DIRECTION =
Omit all images. Transcribe the rest of the material below exactly.

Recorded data
┏━━

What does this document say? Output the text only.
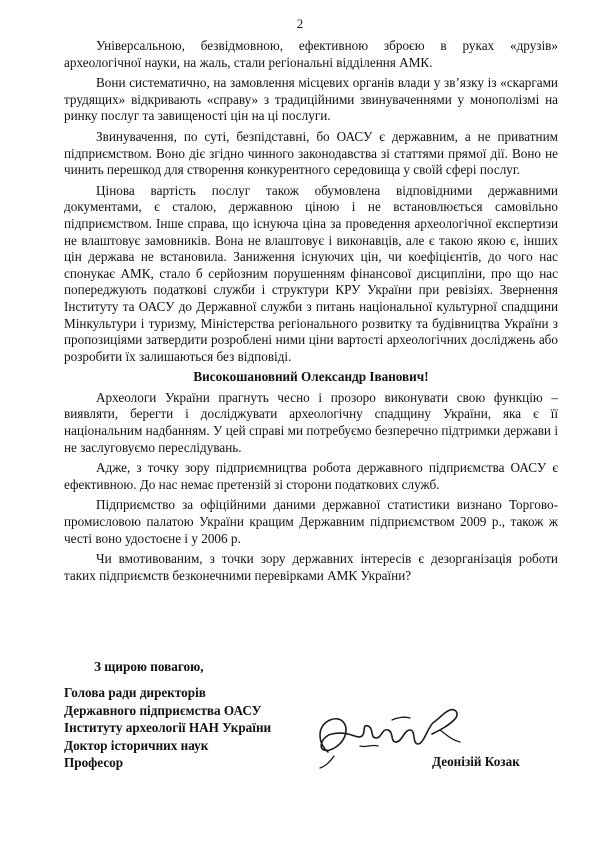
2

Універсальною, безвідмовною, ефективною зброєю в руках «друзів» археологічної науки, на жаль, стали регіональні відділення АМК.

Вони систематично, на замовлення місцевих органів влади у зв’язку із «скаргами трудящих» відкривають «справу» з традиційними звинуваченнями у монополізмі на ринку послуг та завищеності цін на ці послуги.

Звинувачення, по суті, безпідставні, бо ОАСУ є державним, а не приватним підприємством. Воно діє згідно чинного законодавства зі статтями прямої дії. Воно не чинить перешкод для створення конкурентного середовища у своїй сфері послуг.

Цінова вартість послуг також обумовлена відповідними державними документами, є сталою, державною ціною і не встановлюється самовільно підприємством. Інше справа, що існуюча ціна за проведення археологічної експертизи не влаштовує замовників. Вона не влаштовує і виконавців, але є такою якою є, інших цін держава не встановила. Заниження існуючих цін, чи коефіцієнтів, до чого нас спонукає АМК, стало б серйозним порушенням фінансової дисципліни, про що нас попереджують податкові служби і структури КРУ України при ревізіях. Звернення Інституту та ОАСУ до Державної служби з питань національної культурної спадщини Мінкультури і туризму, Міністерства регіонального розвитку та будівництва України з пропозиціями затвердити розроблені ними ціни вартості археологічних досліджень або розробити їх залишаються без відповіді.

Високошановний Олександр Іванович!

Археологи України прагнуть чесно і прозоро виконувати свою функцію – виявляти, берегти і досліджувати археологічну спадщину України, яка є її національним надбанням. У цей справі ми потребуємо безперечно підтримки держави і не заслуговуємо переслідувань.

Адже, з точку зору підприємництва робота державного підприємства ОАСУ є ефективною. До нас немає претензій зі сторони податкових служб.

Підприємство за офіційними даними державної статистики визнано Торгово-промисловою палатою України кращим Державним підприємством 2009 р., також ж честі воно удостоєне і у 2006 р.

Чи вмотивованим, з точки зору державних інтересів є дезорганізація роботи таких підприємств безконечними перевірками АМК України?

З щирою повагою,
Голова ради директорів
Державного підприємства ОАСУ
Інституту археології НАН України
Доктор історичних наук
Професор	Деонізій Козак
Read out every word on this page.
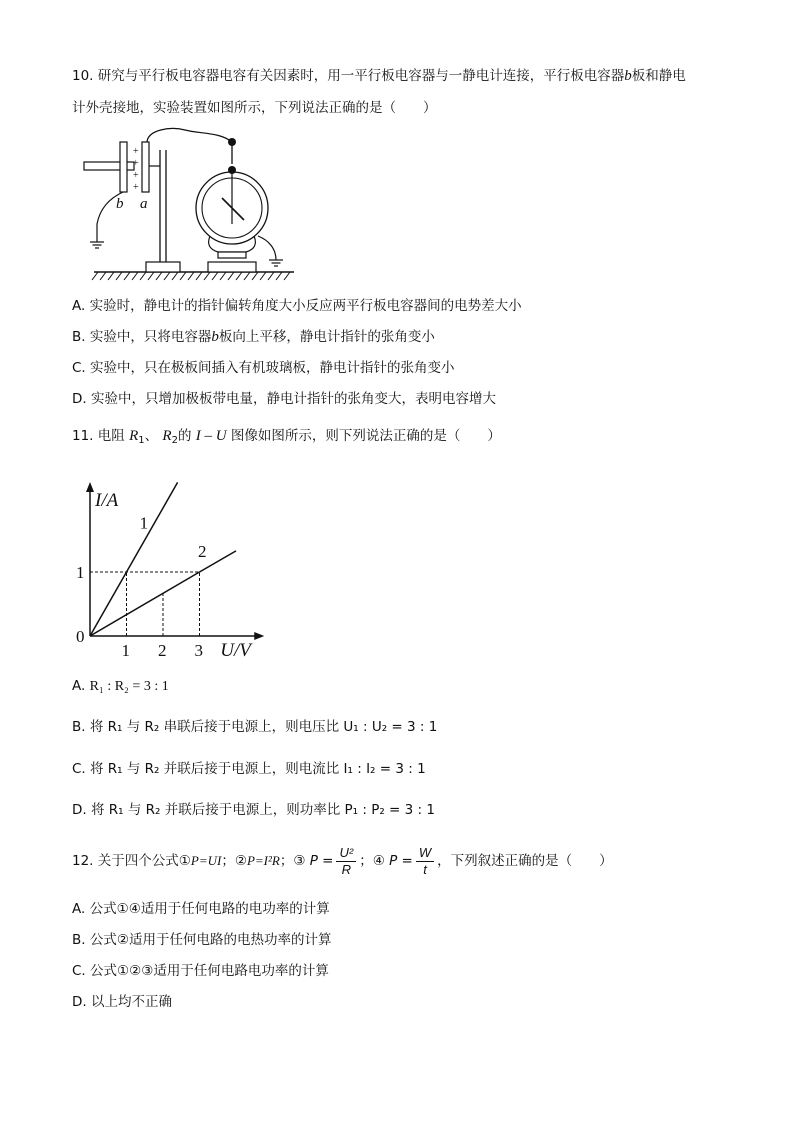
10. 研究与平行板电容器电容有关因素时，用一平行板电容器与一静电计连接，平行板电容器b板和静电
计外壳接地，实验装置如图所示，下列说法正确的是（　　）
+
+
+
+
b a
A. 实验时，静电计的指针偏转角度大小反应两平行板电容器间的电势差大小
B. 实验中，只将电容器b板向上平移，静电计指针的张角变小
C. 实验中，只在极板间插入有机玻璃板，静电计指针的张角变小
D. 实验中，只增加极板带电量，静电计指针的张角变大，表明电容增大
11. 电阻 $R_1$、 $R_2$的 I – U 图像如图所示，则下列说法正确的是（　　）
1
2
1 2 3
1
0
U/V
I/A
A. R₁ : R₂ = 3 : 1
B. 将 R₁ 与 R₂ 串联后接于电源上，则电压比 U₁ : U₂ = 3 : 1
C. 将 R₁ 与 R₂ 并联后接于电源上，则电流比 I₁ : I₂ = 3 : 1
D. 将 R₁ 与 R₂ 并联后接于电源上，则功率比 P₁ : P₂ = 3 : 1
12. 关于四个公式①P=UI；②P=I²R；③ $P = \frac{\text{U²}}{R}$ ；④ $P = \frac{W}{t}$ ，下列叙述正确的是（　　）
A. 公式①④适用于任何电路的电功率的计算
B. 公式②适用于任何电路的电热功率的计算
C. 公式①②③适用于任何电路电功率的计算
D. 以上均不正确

┗━━

OUTPUT BELOW =
What does this document say? Output the text only.
2

Універсальною, безвідмовною, ефективною зброєю в руках «друзів» археологічної науки, на жаль, стали регіональні відділення АМК.

Вони систематично, на замовлення місцевих органів влади у зв’язку із «скаргами трудящих» відкривають «справу» з традиційними звинуваченнями у монополізмі на ринку послуг та завищеності цін на ці послуги.

Звинувачення, по суті, безпідставні, бо ОАСУ є державним, а не приватним підприємством. Воно діє згідно чинного законодавства зі статтями прямої дії. Воно не чинить перешкод для створення конкурентного середовища у своїй сфері послуг.

Цінова вартість послуг також обумовлена відповідними державними документами, є сталою, державною ціною і не встановлюється самовільно підприємством. Інше справа, що існуюча ціна за проведення археологічної експертизи не влаштовує замовників. Вона не влаштовує і виконавців, але є такою якою є, інших цін держава не встановила. Заниження існуючих цін, чи коефіцієнтів, до чого нас спонукає АМК, стало б серйозним порушенням фінансової дисципліни, про що нас попереджують податкові служби і структури КРУ України при ревізіях. Звернення Інституту та ОАСУ до Державної служби з питань національної культурної спадщини Мінкультури і туризму, Міністерства регіонального розвитку та будівництва України з пропозиціями затвердити розроблені ними ціни вартості археологічних досліджень або розробити їх залишаються без відповіді.

Високошановний Олександр Іванович!

Археологи України прагнуть чесно і прозоро виконувати свою функцію – виявляти, берегти і досліджувати археологічну спадщину України, яка є її національним надбанням. У цей справі ми потребуємо безперечно підтримки держави і не заслуговуємо переслідувань.

Адже, з точку зору підприємництва робота державного підприємства ОАСУ є ефективною. До нас немає претензій зі сторони податкових служб.

Підприємство за офіційними даними державної статистики визнано Торгово-промисловою палатою України кращим Державним підприємством 2009 р., також ж честі воно удостоєне і у 2006 р.

Чи вмотивованим, з точки зору державних інтересів є дезорганізація роботи таких підприємств безконечними перевірками АМК України?

З щирою повагою,
Голова ради директорів
Державного підприємства ОАСУ
Інституту археології НАН України
Доктор історичних наук
Професор	Деонізій Козак
Read out every word on this page.
10. 研究与平行板电容器电容有关因素时，用一平行板电容器与一静电计连接，平行板电容器b板和静电
计外壳接地，实验装置如图所示，下列说法正确的是（　　）
+
+
+
+
b a
A. 实验时，静电计的指针偏转角度大小反应两平行板电容器间的电势差大小
B. 实验中，只将电容器b板向上平移，静电计指针的张角变小
C. 实验中，只在极板间插入有机玻璃板，静电计指针的张角变小
D. 实验中，只增加极板带电量，静电计指针的张角变大，表明电容增大
11. 电阻 $R_1$、 $R_2$的 I – U 图像如图所示，则下列说法正确的是（　　）
1
2
1 2 3
1
0
U/V
I/A
A. R₁ : R₂ = 3 : 1
B. 将 R₁ 与 R₂ 串联后接于电源上，则电压比 U₁ : U₂ = 3 : 1
C. 将 R₁ 与 R₂ 并联后接于电源上，则电流比 I₁ : I₂ = 3 : 1
D. 将 R₁ 与 R₂ 并联后接于电源上，则功率比 P₁ : P₂ = 3 : 1
12. 关于四个公式①P=UI；②P=I²R；③ $P = \frac{\text{U²}}{R}$ ；④ $P = \frac{W}{t}$ ，下列叙述正确的是（　　）
A. 公式①④适用于任何电路的电功率的计算
B. 公式②适用于任何电路的电热功率的计算
C. 公式①②③适用于任何电路电功率的计算
D. 以上均不正确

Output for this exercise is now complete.